Data to process:
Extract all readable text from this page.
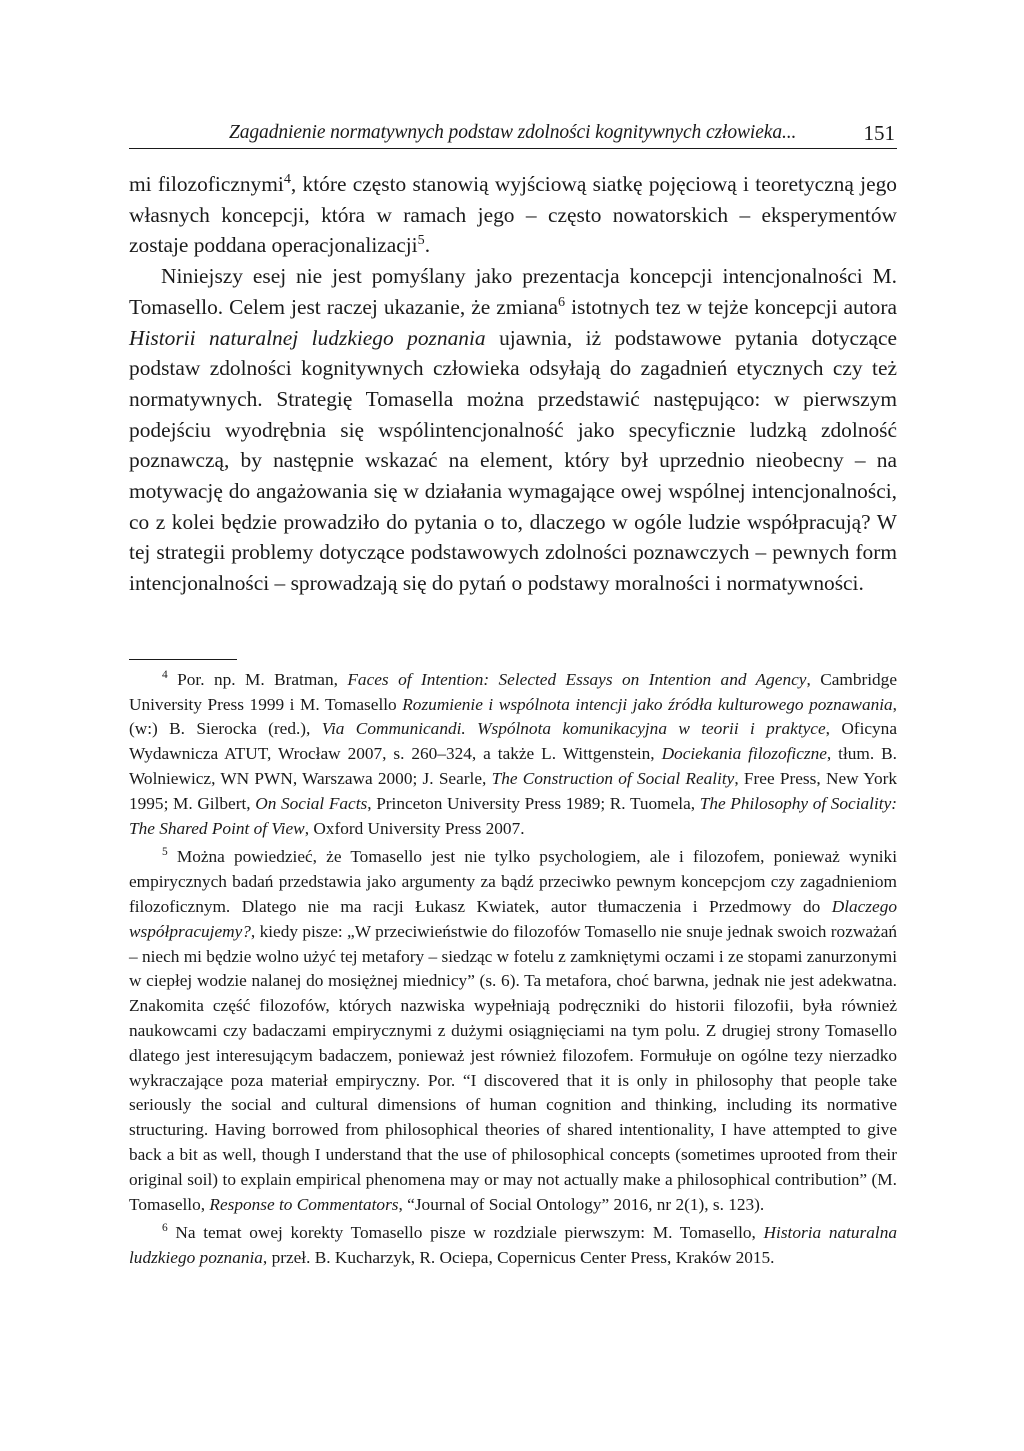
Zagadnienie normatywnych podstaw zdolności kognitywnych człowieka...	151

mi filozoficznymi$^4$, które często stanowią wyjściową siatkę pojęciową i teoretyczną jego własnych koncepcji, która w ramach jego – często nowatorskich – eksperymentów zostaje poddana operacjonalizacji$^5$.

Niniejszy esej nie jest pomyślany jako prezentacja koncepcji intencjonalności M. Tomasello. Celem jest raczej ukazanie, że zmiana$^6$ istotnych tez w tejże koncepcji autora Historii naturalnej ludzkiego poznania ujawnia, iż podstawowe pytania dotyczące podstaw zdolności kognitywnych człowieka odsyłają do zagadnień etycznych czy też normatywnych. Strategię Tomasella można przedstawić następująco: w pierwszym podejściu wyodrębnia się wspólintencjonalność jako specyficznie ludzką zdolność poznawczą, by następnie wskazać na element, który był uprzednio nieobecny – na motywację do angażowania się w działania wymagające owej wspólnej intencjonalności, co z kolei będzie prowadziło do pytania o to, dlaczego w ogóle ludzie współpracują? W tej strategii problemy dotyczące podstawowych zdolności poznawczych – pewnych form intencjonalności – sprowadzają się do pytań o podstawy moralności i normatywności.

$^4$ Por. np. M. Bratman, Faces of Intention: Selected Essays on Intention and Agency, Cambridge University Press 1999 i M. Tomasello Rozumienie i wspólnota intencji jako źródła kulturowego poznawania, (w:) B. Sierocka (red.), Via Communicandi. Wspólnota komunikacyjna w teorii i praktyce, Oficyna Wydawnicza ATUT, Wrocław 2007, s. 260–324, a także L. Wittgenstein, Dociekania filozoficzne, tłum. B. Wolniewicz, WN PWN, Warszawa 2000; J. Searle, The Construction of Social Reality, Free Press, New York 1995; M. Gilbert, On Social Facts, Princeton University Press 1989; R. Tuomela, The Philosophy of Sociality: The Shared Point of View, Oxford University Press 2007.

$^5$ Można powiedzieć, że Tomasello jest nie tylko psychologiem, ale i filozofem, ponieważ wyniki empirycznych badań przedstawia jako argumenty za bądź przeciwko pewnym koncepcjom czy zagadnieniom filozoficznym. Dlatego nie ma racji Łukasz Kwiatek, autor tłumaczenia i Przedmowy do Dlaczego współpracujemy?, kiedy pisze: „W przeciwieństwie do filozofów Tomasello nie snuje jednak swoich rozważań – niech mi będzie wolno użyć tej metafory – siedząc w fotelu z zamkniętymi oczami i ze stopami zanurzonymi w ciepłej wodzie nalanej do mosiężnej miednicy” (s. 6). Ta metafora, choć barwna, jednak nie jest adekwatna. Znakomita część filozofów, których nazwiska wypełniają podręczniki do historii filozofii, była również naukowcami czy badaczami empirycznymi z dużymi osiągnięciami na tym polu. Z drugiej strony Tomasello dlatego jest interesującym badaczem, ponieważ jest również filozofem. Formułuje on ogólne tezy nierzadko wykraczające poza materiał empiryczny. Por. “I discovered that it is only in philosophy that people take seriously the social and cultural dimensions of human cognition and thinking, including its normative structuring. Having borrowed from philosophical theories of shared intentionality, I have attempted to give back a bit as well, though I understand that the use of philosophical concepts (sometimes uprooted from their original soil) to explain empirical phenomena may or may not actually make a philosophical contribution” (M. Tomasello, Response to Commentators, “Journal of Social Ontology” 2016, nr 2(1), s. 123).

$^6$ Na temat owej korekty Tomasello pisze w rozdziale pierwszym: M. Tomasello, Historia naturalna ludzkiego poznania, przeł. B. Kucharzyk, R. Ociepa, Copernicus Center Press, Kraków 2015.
--
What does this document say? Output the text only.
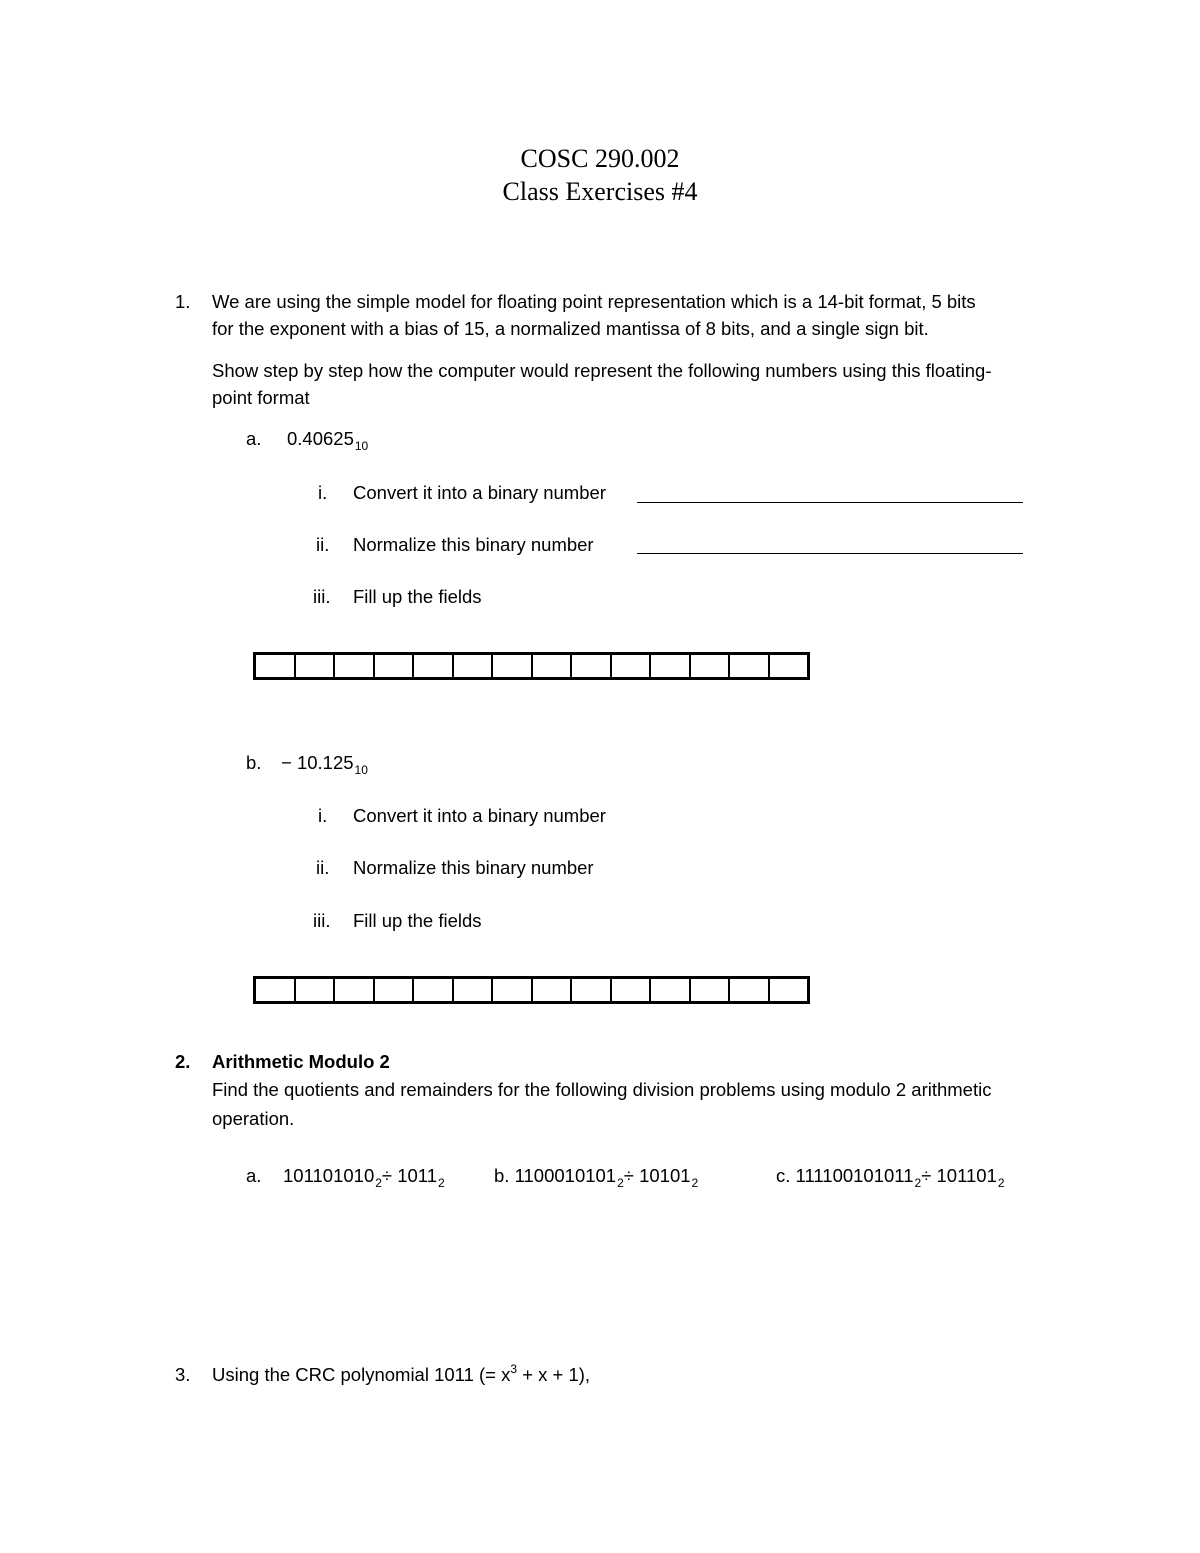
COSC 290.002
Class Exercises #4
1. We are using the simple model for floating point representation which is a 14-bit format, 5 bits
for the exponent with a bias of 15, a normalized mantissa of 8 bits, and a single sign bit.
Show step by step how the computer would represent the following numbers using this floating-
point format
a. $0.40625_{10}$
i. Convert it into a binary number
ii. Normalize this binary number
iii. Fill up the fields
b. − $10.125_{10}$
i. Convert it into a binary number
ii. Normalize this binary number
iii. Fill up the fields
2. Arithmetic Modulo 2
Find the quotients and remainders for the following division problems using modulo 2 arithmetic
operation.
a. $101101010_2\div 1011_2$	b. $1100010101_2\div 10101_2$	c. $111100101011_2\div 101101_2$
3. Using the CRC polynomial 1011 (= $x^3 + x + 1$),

What is asked: Say how many lines in this material hold "text", and say nothing else.

Output below: 2